> [What the task requires]:
Read the records below. Copy each line where the string "this" occurs.

★ ★ ★

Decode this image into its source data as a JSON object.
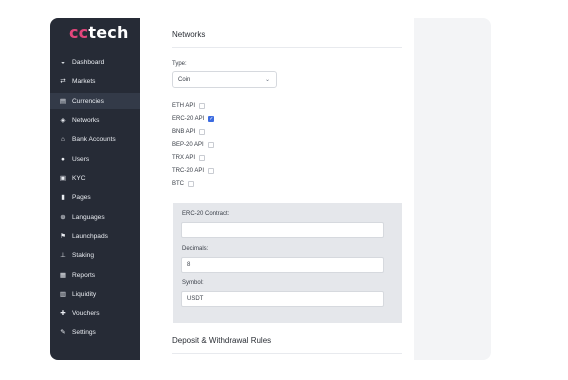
{
  "brand": {
    "mark": "cc",
    "word": "tech"
  },
  "sidebar": {
    "items": [
      {
        "label": "Dashboard",
        "icon": "dashboard-icon",
        "glyph": "◒"
      },
      {
        "label": "Markets",
        "icon": "swap-arrows-icon",
        "glyph": "⇄"
      },
      {
        "label": "Currencies",
        "icon": "money-icon",
        "glyph": "▤",
        "active": true
      },
      {
        "label": "Networks",
        "icon": "layers-icon",
        "glyph": "◈"
      },
      {
        "label": "Bank Accounts",
        "icon": "bank-icon",
        "glyph": "⌂"
      },
      {
        "label": "Users",
        "icon": "user-icon",
        "glyph": "●"
      },
      {
        "label": "KYC",
        "icon": "id-card-icon",
        "glyph": "▣"
      },
      {
        "label": "Pages",
        "icon": "file-icon",
        "glyph": "▮"
      },
      {
        "label": "Languages",
        "icon": "globe-icon",
        "glyph": "⊕"
      },
      {
        "label": "Launchpads",
        "icon": "flag-icon",
        "glyph": "⚑"
      },
      {
        "label": "Staking",
        "icon": "staking-icon",
        "glyph": "⊥"
      },
      {
        "label": "Reports",
        "icon": "report-icon",
        "glyph": "▦"
      },
      {
        "label": "Liquidity",
        "icon": "liquidity-icon",
        "glyph": "▥"
      },
      {
        "label": "Vouchers",
        "icon": "gift-icon",
        "glyph": "✚"
      },
      {
        "label": "Settings",
        "icon": "wrench-icon",
        "glyph": "✎"
      }
    ]
  },
  "networks": {
    "title": "Networks",
    "type_label": "Type:",
    "type_value": "Coin",
    "apis": [
      {
        "label": "ETH API",
        "checked": false
      },
      {
        "label": "ERC-20 API",
        "checked": true
      },
      {
        "label": "BNB API",
        "checked": false
      },
      {
        "label": "BEP-20 API",
        "checked": false
      },
      {
        "label": "TRX API",
        "checked": false
      },
      {
        "label": "TRC-20 API",
        "checked": false
      },
      {
        "label": "BTC",
        "checked": false
      }
    ]
  },
  "erc20": {
    "contract_label": "ERC-20 Contract:",
    "contract_value": "",
    "decimals_label": "Decimals:",
    "decimals_value": "8",
    "symbol_label": "Symbol:",
    "symbol_value": "USDT"
  },
  "rules": {
    "title": "Deposit & Withdrawal Rules"
  },
  "colors": {
    "sidebar": "#262b36",
    "accent": "#e3467c",
    "checkbox": "#3b6be0"
  }
}
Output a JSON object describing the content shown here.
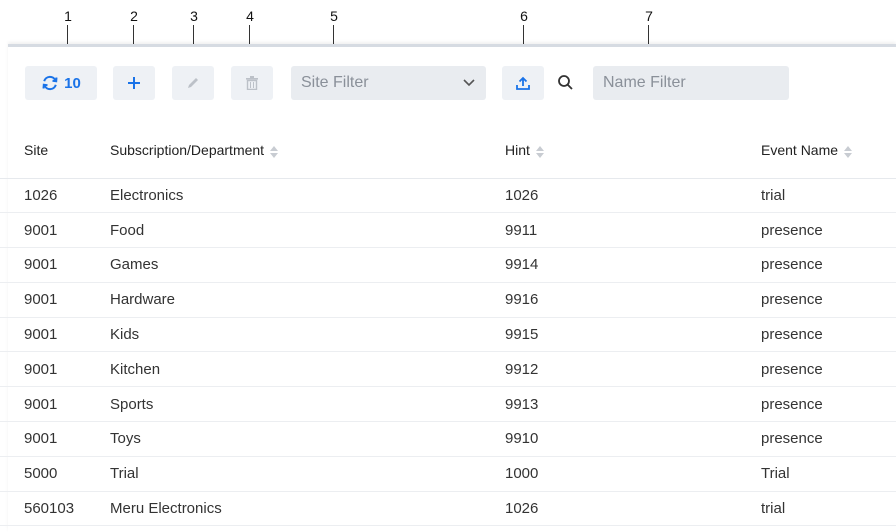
{
  "callouts": [
    "1",
    "2",
    "3",
    "4",
    "5",
    "6",
    "7"
  ],
  "toolbar": {
    "refresh_count": "10",
    "site_filter_placeholder": "Site Filter",
    "name_filter_placeholder": "Name Filter",
    "accent_color": "#1a73e8",
    "icons": [
      "refresh-icon",
      "plus-icon",
      "pencil-icon",
      "trash-icon",
      "chevron-down-icon",
      "upload-icon",
      "search-icon"
    ]
  },
  "table": {
    "columns": [
      "Site",
      "Subscription/Department",
      "Hint",
      "Event Name"
    ],
    "rows": [
      [
        "1026",
        "Electronics",
        "1026",
        "trial"
      ],
      [
        "9001",
        "Food",
        "9911",
        "presence"
      ],
      [
        "9001",
        "Games",
        "9914",
        "presence"
      ],
      [
        "9001",
        "Hardware",
        "9916",
        "presence"
      ],
      [
        "9001",
        "Kids",
        "9915",
        "presence"
      ],
      [
        "9001",
        "Kitchen",
        "9912",
        "presence"
      ],
      [
        "9001",
        "Sports",
        "9913",
        "presence"
      ],
      [
        "9001",
        "Toys",
        "9910",
        "presence"
      ],
      [
        "5000",
        "Trial",
        "1000",
        "Trial"
      ],
      [
        "560103",
        "Meru Electronics",
        "1026",
        "trial"
      ]
    ]
  }
}
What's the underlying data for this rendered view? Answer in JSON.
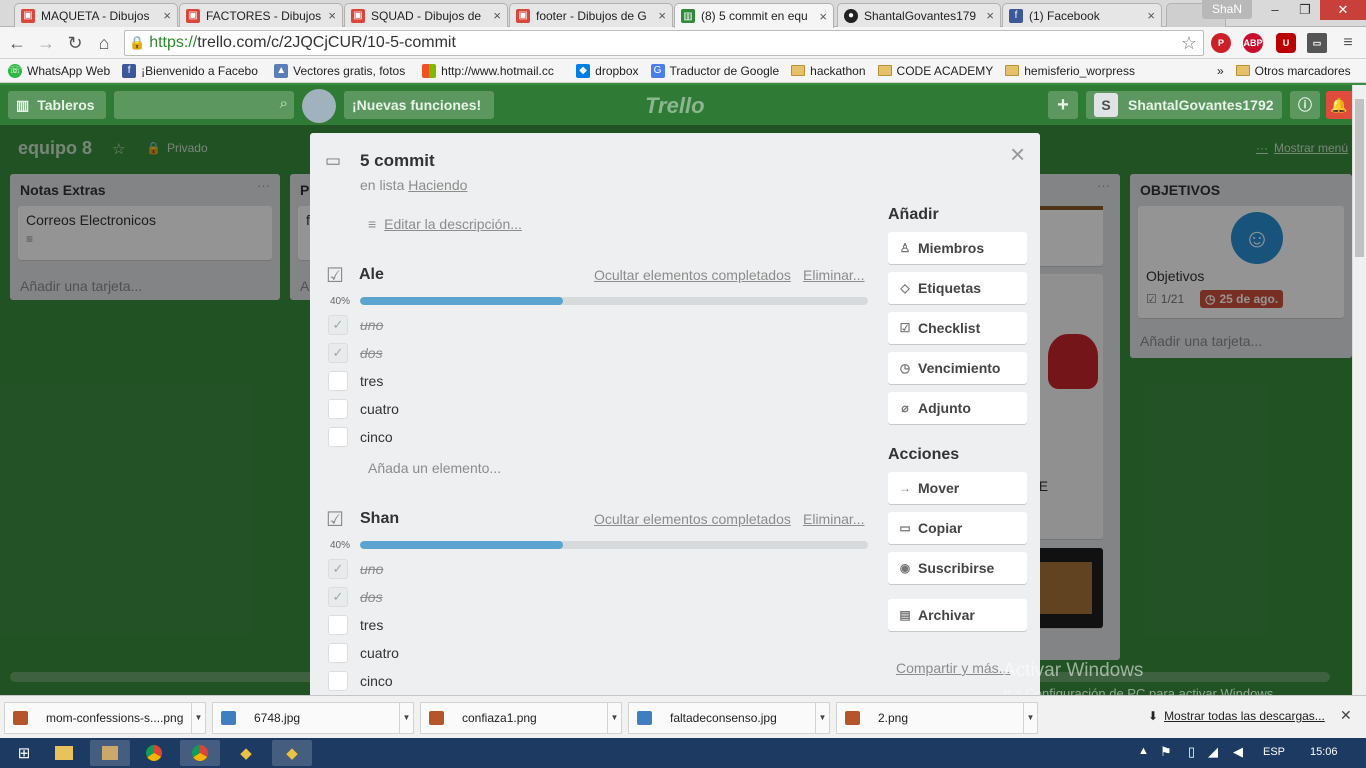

★ ★ ★

> [Output]:
Decode this image into its source data as a JSON object.
What's the underlying data for this rendered view? Answer in JSON.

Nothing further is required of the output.